Task objective: Would you give all of the records again, exactly as they read?
________________
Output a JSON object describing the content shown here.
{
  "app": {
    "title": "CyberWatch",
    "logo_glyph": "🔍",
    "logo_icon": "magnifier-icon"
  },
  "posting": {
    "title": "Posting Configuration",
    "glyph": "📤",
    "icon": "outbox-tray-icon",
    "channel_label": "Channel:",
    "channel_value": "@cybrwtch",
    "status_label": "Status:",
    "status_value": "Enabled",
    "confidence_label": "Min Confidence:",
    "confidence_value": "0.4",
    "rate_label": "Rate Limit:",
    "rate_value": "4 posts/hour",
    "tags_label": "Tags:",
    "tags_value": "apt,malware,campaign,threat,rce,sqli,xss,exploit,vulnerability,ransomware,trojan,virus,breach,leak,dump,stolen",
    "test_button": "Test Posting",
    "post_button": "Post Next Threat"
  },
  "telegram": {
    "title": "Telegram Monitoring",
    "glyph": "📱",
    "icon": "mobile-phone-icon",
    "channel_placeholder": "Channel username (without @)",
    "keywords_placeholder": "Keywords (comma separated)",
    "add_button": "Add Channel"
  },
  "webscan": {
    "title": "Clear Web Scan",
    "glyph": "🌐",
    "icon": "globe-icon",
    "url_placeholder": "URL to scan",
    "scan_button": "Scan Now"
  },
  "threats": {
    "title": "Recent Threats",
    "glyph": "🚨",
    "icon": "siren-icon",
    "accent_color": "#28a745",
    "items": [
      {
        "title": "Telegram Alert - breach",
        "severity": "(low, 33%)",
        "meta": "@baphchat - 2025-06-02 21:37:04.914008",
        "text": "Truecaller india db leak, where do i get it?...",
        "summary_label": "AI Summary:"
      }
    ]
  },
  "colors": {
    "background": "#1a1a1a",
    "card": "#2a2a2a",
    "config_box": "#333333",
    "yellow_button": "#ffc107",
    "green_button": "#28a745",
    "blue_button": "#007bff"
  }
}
________________
Problem solution:
Output a JSON object describing the content shown here.
{
  "app": {
    "title": "CyberWatch",
    "logo_glyph": "🔍",
    "logo_icon": "magnifier-icon"
  },
  "posting": {
    "title": "Posting Configuration",
    "glyph": "📤",
    "icon": "outbox-tray-icon",
    "channel_label": "Channel:",
    "channel_value": "@cybrwtch",
    "status_label": "Status:",
    "status_value": "Enabled",
    "confidence_label": "Min Confidence:",
    "confidence_value": "0.4",
    "rate_label": "Rate Limit:",
    "rate_value": "4 posts/hour",
    "tags_label": "Tags:",
    "tags_value": "apt,malware,campaign,threat,rce,sqli,xss,exploit,vulnerability,ransomware,trojan,virus,breach,leak,dump,stolen",
    "test_button": "Test Posting",
    "post_button": "Post Next Threat"
  },
  "telegram": {
    "title": "Telegram Monitoring",
    "glyph": "📱",
    "icon": "mobile-phone-icon",
    "channel_placeholder": "Channel username (without @)",
    "keywords_placeholder": "Keywords (comma separated)",
    "add_button": "Add Channel"
  },
  "webscan": {
    "title": "Clear Web Scan",
    "glyph": "🌐",
    "icon": "globe-icon",
    "url_placeholder": "URL to scan",
    "scan_button": "Scan Now"
  },
  "threats": {
    "title": "Recent Threats",
    "glyph": "🚨",
    "icon": "siren-icon",
    "accent_color": "#28a745",
    "items": [
      {
        "title": "Telegram Alert - breach",
        "severity": "(low, 33%)",
        "meta": "@baphchat - 2025-06-02 21:37:04.914008",
        "text": "Truecaller india db leak, where do i get it?...",
        "summary_label": "AI Summary:"
      }
    ]
  },
  "colors": {
    "background": "#1a1a1a",
    "card": "#2a2a2a",
    "config_box": "#333333",
    "yellow_button": "#ffc107",
    "green_button": "#28a745",
    "blue_button": "#007bff"
  }
}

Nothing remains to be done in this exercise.